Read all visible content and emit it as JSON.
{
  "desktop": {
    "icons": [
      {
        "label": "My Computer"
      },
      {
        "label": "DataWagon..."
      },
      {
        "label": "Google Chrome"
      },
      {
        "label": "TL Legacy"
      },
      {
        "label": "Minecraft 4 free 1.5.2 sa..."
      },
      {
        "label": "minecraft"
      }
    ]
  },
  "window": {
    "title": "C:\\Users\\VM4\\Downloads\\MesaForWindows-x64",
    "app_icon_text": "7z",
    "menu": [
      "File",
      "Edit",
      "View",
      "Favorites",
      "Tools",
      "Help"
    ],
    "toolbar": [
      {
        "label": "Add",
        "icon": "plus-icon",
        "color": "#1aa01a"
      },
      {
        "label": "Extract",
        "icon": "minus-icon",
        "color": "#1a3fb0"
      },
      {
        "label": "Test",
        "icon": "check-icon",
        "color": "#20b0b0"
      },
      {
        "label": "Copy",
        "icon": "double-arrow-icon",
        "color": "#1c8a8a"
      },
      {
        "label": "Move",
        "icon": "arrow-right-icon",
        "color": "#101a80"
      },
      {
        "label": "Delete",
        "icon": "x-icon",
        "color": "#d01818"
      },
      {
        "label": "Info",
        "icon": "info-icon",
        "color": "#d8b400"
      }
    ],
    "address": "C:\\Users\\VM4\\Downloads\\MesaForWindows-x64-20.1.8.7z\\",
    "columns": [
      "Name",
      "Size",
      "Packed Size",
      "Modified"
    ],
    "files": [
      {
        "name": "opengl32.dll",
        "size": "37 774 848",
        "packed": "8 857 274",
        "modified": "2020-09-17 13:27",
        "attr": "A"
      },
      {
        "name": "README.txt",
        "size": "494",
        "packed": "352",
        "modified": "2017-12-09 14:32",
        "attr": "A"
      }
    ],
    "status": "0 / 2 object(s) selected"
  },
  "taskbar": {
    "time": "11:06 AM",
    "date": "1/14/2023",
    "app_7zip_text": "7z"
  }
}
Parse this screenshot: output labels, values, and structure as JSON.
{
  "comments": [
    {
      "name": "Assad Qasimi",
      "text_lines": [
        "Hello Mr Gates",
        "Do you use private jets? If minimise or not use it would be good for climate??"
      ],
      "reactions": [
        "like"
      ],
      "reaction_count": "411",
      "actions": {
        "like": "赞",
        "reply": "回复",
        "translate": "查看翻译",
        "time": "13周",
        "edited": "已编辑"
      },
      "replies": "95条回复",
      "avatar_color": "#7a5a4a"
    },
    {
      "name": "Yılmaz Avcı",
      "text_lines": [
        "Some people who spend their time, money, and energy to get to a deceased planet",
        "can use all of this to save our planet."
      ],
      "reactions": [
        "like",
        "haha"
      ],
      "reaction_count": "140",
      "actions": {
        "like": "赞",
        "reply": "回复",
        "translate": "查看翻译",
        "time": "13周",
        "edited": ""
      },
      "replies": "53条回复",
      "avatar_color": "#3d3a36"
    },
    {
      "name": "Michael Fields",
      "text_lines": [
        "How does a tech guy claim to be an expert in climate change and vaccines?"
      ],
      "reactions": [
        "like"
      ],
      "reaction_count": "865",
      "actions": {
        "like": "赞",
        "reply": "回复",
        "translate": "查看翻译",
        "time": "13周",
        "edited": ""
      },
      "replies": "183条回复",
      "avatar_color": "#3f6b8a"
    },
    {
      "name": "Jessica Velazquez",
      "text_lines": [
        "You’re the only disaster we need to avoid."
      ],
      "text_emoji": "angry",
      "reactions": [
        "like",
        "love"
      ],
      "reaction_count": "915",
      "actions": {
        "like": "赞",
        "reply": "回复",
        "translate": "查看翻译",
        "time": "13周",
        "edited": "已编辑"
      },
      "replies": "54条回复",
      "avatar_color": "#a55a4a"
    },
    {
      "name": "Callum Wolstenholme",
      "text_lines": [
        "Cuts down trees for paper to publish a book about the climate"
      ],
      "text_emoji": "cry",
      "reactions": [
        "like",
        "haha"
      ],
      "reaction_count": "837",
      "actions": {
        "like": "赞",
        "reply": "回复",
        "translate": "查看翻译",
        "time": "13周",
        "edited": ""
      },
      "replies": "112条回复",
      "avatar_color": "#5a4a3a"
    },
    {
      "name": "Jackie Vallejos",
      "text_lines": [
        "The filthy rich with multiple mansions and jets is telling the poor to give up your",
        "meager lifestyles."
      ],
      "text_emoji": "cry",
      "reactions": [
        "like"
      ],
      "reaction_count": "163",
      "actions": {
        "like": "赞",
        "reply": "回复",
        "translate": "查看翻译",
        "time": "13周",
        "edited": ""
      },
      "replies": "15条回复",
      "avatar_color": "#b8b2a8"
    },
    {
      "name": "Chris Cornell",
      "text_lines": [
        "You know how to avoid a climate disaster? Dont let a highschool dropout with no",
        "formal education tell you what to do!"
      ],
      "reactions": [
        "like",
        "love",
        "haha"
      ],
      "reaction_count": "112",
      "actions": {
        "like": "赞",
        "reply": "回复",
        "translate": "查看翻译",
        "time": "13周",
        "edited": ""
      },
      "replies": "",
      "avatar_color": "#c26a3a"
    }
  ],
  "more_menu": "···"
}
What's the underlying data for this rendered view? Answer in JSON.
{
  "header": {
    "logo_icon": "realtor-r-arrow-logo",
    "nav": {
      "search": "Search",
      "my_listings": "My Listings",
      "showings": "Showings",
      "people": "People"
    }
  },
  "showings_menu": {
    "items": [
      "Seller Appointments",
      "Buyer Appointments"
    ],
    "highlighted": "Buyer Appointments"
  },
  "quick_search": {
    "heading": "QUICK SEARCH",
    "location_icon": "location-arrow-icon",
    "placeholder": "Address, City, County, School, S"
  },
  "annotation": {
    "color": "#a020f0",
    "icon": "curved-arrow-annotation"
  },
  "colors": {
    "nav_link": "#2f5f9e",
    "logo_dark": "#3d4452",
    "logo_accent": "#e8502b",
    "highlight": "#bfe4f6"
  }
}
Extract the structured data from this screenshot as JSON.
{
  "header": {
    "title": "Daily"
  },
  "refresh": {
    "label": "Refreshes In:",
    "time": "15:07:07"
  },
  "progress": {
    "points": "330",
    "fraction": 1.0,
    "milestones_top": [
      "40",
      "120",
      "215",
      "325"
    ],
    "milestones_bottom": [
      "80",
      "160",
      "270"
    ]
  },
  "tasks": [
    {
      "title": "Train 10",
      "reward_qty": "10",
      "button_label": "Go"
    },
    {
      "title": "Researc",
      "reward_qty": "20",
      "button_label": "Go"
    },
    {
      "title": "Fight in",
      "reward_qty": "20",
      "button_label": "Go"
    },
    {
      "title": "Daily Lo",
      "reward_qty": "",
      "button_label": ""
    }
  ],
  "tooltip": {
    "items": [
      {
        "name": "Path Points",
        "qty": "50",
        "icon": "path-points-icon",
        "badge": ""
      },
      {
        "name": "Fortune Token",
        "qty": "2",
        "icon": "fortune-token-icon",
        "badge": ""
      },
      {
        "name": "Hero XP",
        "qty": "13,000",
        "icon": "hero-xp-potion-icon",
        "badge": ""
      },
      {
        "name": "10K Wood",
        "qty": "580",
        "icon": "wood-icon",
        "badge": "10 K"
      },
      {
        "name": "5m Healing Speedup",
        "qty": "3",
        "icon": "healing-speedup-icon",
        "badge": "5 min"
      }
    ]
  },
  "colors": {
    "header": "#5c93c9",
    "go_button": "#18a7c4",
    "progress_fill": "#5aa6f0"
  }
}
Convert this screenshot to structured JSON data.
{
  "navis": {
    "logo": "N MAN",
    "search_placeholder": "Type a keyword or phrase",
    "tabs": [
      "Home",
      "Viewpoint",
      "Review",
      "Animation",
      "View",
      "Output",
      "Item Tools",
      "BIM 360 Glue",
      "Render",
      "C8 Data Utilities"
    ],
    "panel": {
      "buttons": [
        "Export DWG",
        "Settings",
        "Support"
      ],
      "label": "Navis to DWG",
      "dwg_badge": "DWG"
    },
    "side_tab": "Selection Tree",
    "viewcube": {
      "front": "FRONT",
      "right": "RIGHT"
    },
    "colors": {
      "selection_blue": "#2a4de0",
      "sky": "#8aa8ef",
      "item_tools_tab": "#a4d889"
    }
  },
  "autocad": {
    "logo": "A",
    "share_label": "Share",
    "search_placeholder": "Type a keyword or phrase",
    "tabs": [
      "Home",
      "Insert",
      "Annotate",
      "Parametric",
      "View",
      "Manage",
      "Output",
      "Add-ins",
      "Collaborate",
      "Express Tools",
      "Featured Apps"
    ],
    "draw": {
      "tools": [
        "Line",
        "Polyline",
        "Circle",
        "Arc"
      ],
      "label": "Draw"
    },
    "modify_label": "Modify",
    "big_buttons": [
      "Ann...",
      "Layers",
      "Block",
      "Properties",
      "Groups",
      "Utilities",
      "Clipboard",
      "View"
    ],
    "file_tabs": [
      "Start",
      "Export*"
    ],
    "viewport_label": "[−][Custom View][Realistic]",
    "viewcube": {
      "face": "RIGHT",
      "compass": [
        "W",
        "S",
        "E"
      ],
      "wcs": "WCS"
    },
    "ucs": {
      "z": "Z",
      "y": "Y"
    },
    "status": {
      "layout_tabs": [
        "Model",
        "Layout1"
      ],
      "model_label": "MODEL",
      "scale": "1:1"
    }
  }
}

* _Task description_
List every line above that holds the word "MesaForWindows".

* _Reply_
    "title": "C:\\Users\\VM4\\Downloads\\MesaForWindows-x64",
    "address": "C:\\Users\\VM4\\Downloads\\MesaForWindows-x64-20.1.8.7z\\",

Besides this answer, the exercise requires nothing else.